---- Dataset records

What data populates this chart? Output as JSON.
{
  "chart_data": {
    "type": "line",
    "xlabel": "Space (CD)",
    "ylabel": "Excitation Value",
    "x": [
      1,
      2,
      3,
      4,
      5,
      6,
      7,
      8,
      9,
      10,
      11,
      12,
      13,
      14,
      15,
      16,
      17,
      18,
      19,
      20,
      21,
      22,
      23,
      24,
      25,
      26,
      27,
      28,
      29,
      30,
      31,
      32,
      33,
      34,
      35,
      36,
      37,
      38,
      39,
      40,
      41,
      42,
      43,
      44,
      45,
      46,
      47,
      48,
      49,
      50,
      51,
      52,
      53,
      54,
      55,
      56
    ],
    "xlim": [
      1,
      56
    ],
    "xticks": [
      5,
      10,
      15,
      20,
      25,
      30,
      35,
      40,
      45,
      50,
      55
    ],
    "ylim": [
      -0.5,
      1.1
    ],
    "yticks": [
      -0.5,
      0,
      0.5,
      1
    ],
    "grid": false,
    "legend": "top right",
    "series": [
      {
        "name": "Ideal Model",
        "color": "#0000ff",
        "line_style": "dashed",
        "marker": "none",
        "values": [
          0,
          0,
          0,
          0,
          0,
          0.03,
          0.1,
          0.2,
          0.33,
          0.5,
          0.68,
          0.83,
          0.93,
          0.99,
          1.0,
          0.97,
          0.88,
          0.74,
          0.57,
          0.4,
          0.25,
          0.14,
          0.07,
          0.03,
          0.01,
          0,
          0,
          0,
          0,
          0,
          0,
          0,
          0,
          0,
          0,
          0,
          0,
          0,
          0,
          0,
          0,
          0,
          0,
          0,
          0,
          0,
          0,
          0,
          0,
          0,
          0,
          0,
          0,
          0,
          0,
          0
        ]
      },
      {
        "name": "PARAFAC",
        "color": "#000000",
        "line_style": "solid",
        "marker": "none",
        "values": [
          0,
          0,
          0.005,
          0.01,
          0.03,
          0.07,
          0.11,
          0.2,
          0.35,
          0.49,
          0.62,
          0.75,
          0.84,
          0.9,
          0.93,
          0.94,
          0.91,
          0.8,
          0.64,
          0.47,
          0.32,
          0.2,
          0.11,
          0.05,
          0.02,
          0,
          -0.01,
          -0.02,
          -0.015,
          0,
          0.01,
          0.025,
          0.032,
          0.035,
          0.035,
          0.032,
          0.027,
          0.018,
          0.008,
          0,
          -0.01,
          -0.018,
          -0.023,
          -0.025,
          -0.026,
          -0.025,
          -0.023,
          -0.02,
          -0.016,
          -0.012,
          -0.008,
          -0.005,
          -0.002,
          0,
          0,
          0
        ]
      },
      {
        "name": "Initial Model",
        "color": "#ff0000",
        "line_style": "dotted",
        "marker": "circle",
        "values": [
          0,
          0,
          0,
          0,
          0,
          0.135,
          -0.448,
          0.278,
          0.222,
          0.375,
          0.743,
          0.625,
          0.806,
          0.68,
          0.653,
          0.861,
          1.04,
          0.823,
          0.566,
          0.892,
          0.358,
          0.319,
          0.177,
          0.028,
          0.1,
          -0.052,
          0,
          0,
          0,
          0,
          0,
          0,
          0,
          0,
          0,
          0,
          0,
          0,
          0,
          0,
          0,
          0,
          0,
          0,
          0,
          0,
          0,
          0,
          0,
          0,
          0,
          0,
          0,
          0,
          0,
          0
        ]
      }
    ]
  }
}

--------

**What is required:**
Exactly reproduce all of the entries.

**Result for this task:**
What data populates this chart? Output as JSON.
{
  "chart_data": {
    "type": "line",
    "xlabel": "Space (CD)",
    "ylabel": "Excitation Value",
    "x": [
      1,
      2,
      3,
      4,
      5,
      6,
      7,
      8,
      9,
      10,
      11,
      12,
      13,
      14,
      15,
      16,
      17,
      18,
      19,
      20,
      21,
      22,
      23,
      24,
      25,
      26,
      27,
      28,
      29,
      30,
      31,
      32,
      33,
      34,
      35,
      36,
      37,
      38,
      39,
      40,
      41,
      42,
      43,
      44,
      45,
      46,
      47,
      48,
      49,
      50,
      51,
      52,
      53,
      54,
      55,
      56
    ],
    "xlim": [
      1,
      56
    ],
    "xticks": [
      5,
      10,
      15,
      20,
      25,
      30,
      35,
      40,
      45,
      50,
      55
    ],
    "ylim": [
      -0.5,
      1.1
    ],
    "yticks": [
      -0.5,
      0,
      0.5,
      1
    ],
    "grid": false,
    "legend": "top right",
    "series": [
      {
        "name": "Ideal Model",
        "color": "#0000ff",
        "line_style": "dashed",
        "marker": "none",
        "values": [
          0,
          0,
          0,
          0,
          0,
          0.03,
          0.1,
          0.2,
          0.33,
          0.5,
          0.68,
          0.83,
          0.93,
          0.99,
          1.0,
          0.97,
          0.88,
          0.74,
          0.57,
          0.4,
          0.25,
          0.14,
          0.07,
          0.03,
          0.01,
          0,
          0,
          0,
          0,
          0,
          0,
          0,
          0,
          0,
          0,
          0,
          0,
          0,
          0,
          0,
          0,
          0,
          0,
          0,
          0,
          0,
          0,
          0,
          0,
          0,
          0,
          0,
          0,
          0,
          0,
          0
        ]
      },
      {
        "name": "PARAFAC",
        "color": "#000000",
        "line_style": "solid",
        "marker": "none",
        "values": [
          0,
          0,
          0.005,
          0.01,
          0.03,
          0.07,
          0.11,
          0.2,
          0.35,
          0.49,
          0.62,
          0.75,
          0.84,
          0.9,
          0.93,
          0.94,
          0.91,
          0.8,
          0.64,
          0.47,
          0.32,
          0.2,
          0.11,
          0.05,
          0.02,
          0,
          -0.01,
          -0.02,
          -0.015,
          0,
          0.01,
          0.025,
          0.032,
          0.035,
          0.035,
          0.032,
          0.027,
          0.018,
          0.008,
          0,
          -0.01,
          -0.018,
          -0.023,
          -0.025,
          -0.026,
          -0.025,
          -0.023,
          -0.02,
          -0.016,
          -0.012,
          -0.008,
          -0.005,
          -0.002,
          0,
          0,
          0
        ]
      },
      {
        "name": "Initial Model",
        "color": "#ff0000",
        "line_style": "dotted",
        "marker": "circle",
        "values": [
          0,
          0,
          0,
          0,
          0,
          0.135,
          -0.448,
          0.278,
          0.222,
          0.375,
          0.743,
          0.625,
          0.806,
          0.68,
          0.653,
          0.861,
          1.04,
          0.823,
          0.566,
          0.892,
          0.358,
          0.319,
          0.177,
          0.028,
          0.1,
          -0.052,
          0,
          0,
          0,
          0,
          0,
          0,
          0,
          0,
          0,
          0,
          0,
          0,
          0,
          0,
          0,
          0,
          0,
          0,
          0,
          0,
          0,
          0,
          0,
          0,
          0,
          0,
          0,
          0,
          0,
          0
        ]
      }
    ]
  }
}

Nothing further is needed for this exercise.